» Given information:
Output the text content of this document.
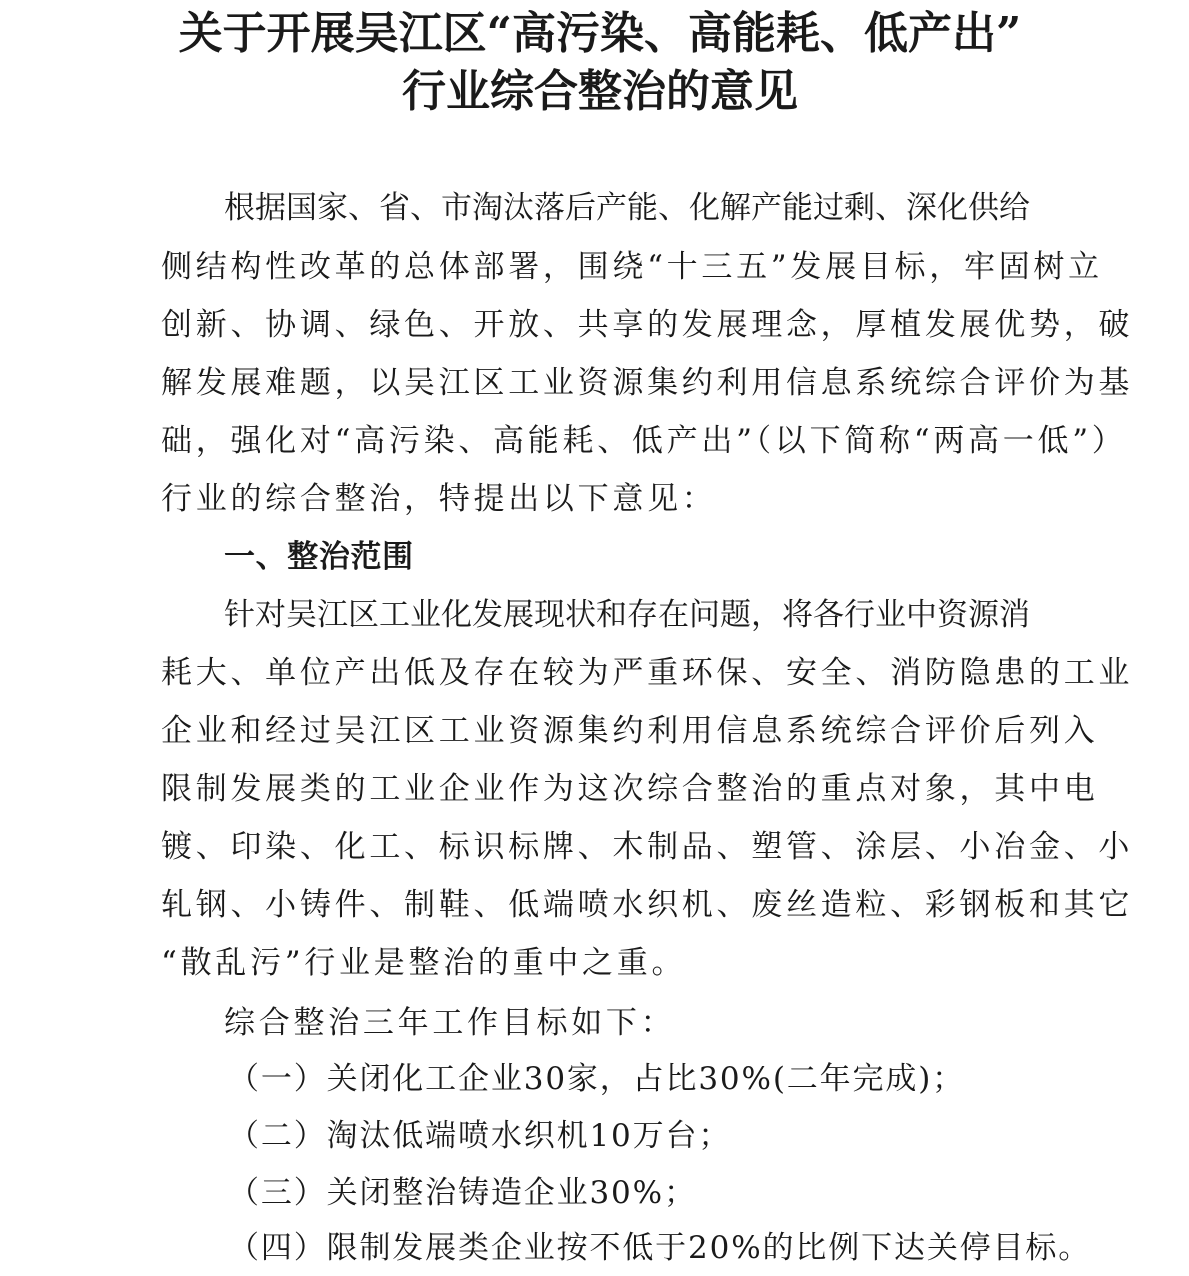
关于开展吴江区“高污染、高能耗、低产出”
行业综合整治的意见
根据国家、省、市淘汰落后产能、化解产能过剩、深化供给
侧结构性改革的总体部署，围绕“十三五”发展目标，牢固树立
创新、协调、绿色、开放、共享的发展理念，厚植发展优势，破
解发展难题，以吴江区工业资源集约利用信息系统综合评价为基
础，强化对“高污染、高能耗、低产出”（以下简称“两高一低”）
行业的综合整治，特提出以下意见：
一、整治范围
针对吴江区工业化发展现状和存在问题，将各行业中资源消
耗大、单位产出低及存在较为严重环保、安全、消防隐患的工业
企业和经过吴江区工业资源集约利用信息系统综合评价后列入
限制发展类的工业企业作为这次综合整治的重点对象，其中电
镀、印染、化工、标识标牌、木制品、塑管、涂层、小冶金、小
轧钢、小铸件、制鞋、低端喷水织机、废丝造粒、彩钢板和其它
“散乱污”行业是整治的重中之重。
综合整治三年工作目标如下：
（一）关闭化工企业30家，占比30%(二年完成)；
（二）淘汰低端喷水织机10万台；
（三）关闭整治铸造企业30%；
（四）限制发展类企业按不低于20%的比例下达关停目标。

» Set task:
Keep the pictures out and write out the records exactly.

» Result:
Output the text content of this document.
关于开展吴江区“高污染、高能耗、低产出”
行业综合整治的意见
根据国家、省、市淘汰落后产能、化解产能过剩、深化供给
侧结构性改革的总体部署，围绕“十三五”发展目标，牢固树立
创新、协调、绿色、开放、共享的发展理念，厚植发展优势，破
解发展难题，以吴江区工业资源集约利用信息系统综合评价为基
础，强化对“高污染、高能耗、低产出”（以下简称“两高一低”）
行业的综合整治，特提出以下意见：
一、整治范围
针对吴江区工业化发展现状和存在问题，将各行业中资源消
耗大、单位产出低及存在较为严重环保、安全、消防隐患的工业
企业和经过吴江区工业资源集约利用信息系统综合评价后列入
限制发展类的工业企业作为这次综合整治的重点对象，其中电
镀、印染、化工、标识标牌、木制品、塑管、涂层、小冶金、小
轧钢、小铸件、制鞋、低端喷水织机、废丝造粒、彩钢板和其它
“散乱污”行业是整治的重中之重。
综合整治三年工作目标如下：
（一）关闭化工企业30家，占比30%(二年完成)；
（二）淘汰低端喷水织机10万台；
（三）关闭整治铸造企业30%；
（四）限制发展类企业按不低于20%的比例下达关停目标。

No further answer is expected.